Listing
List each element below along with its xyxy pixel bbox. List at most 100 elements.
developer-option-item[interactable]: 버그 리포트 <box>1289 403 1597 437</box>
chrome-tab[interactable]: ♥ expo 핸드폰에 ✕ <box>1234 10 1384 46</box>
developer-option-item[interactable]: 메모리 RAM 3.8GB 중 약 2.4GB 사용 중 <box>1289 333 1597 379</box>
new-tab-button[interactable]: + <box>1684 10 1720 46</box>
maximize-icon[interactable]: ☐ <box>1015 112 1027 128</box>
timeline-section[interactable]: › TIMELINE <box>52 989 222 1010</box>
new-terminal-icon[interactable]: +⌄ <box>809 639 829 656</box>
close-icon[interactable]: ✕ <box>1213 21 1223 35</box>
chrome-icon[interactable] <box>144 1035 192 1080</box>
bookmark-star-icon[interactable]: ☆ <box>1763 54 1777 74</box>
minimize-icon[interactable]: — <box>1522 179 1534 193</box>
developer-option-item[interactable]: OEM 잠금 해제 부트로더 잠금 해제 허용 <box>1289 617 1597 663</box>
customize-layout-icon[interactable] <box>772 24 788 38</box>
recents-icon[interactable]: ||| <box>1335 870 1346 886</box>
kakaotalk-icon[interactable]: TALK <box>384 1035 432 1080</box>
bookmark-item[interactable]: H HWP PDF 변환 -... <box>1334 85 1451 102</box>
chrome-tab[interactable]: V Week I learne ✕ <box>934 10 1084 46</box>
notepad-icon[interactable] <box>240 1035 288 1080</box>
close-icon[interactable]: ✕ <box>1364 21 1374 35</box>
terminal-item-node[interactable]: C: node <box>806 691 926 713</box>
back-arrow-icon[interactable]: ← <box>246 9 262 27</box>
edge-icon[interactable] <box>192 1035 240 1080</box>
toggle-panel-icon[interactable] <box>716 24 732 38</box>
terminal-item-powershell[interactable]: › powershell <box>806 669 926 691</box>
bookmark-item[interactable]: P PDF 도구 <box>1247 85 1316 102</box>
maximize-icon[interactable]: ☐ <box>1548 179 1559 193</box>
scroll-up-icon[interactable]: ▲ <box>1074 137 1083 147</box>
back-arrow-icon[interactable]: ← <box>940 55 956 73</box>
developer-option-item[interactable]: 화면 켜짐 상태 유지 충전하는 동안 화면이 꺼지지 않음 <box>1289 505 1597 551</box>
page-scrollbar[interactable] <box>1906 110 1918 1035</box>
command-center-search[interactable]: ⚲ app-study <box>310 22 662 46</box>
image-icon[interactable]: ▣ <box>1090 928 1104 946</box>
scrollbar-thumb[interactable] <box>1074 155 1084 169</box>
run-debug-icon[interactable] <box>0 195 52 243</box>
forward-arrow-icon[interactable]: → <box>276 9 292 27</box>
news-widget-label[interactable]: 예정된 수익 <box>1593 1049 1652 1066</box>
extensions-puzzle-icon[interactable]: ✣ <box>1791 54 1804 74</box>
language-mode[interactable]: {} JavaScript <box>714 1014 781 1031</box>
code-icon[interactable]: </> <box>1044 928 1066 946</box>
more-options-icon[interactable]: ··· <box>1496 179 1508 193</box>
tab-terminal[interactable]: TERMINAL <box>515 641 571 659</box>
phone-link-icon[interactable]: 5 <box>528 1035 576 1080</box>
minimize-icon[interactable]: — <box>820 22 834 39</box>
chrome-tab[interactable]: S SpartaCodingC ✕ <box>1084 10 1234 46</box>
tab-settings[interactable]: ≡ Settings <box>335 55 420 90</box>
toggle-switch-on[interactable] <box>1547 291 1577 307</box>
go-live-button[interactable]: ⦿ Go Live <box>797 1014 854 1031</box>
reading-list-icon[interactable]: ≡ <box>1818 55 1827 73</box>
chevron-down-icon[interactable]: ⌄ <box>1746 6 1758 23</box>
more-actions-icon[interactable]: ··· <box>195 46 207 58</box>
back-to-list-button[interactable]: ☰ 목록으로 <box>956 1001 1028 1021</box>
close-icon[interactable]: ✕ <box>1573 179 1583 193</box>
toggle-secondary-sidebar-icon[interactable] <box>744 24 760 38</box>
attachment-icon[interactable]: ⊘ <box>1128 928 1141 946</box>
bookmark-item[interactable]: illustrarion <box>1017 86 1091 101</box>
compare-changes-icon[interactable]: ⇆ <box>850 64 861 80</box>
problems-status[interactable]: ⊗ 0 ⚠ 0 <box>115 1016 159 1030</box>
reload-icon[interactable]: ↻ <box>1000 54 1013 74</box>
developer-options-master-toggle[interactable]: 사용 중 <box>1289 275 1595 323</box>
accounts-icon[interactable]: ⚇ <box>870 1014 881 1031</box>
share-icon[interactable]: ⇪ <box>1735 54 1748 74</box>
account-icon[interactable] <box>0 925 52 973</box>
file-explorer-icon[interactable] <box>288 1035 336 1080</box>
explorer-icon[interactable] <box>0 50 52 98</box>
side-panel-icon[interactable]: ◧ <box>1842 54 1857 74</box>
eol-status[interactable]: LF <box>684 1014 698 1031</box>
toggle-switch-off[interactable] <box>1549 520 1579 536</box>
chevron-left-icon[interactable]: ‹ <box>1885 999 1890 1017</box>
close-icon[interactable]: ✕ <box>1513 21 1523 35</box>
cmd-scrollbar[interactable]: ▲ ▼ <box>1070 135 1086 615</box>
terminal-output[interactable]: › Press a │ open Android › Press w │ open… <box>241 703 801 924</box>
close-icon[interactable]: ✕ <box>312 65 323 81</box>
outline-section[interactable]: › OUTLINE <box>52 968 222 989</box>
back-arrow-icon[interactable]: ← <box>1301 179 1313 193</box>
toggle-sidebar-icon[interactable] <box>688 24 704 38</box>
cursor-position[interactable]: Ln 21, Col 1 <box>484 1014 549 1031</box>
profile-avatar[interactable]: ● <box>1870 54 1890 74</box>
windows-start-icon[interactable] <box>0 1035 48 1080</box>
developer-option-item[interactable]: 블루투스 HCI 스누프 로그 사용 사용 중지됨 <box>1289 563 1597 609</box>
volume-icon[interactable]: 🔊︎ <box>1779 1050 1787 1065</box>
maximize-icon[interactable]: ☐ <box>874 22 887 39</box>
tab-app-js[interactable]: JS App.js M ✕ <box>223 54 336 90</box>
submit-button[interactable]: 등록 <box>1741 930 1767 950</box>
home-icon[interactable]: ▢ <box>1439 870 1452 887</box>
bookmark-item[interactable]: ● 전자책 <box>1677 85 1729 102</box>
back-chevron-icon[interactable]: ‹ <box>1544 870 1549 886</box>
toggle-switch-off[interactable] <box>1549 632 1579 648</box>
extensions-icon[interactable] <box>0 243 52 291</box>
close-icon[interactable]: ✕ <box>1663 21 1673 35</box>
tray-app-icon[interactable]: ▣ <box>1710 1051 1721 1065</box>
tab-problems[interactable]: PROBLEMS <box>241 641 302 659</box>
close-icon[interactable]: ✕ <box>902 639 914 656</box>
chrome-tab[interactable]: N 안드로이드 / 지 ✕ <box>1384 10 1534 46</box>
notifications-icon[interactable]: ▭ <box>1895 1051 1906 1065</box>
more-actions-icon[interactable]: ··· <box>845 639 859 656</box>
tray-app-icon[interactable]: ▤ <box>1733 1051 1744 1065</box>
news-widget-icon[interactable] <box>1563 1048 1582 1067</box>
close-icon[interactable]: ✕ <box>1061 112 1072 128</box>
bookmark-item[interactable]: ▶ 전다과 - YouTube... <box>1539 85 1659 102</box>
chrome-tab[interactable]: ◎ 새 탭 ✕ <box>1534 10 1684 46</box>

Task statement
Please copy out the entries from the start through the line that contains "developer-option-item[interactable]: 메모리 RAM", both ends included.

Complete response
List each element below along with its xyxy pixel bbox. List at most 100 elements.
developer-option-item[interactable]: 버그 리포트 <box>1289 403 1597 437</box>
chrome-tab[interactable]: ♥ expo 핸드폰에 ✕ <box>1234 10 1384 46</box>
developer-option-item[interactable]: 메모리 RAM 3.8GB 중 약 2.4GB 사용 중 <box>1289 333 1597 379</box>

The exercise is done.